──────── Records for the task

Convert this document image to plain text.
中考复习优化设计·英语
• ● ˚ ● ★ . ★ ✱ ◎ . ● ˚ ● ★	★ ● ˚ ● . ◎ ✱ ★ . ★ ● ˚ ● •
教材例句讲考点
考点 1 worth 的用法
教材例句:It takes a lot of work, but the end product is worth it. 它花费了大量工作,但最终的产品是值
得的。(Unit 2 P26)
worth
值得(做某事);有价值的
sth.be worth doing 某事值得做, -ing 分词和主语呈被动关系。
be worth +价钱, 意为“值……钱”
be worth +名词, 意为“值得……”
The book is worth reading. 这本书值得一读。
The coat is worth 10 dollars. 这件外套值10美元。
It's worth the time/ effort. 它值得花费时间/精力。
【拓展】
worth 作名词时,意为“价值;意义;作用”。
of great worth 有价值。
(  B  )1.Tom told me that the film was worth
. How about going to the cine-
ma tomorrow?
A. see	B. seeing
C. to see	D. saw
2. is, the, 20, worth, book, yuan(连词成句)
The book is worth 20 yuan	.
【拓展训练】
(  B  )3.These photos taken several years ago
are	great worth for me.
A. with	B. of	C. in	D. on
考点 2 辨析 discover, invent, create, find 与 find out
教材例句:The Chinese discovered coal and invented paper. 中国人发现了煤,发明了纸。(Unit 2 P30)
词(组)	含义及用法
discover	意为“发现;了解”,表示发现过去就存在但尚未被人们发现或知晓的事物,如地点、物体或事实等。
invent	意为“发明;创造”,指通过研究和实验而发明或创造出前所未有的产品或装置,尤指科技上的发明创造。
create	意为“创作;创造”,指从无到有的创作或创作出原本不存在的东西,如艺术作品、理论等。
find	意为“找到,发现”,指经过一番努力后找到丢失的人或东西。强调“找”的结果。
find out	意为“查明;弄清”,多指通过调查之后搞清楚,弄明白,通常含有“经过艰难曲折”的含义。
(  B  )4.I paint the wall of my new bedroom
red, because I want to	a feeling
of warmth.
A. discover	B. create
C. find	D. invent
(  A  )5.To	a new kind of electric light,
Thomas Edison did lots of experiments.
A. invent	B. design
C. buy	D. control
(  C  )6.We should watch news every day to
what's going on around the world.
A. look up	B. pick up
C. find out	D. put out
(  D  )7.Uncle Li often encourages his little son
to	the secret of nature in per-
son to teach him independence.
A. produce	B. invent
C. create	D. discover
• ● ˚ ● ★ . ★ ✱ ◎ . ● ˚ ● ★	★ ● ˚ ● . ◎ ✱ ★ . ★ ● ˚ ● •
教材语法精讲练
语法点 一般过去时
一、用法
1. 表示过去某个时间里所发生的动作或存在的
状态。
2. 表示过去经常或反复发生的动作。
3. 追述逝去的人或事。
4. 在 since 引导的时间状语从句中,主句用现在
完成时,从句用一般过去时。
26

────────────────

What is expected -
Pick out every line above that contains the word "great" and copy it.

Answer to this problem -
of great worth 有价值。
are	great worth for me.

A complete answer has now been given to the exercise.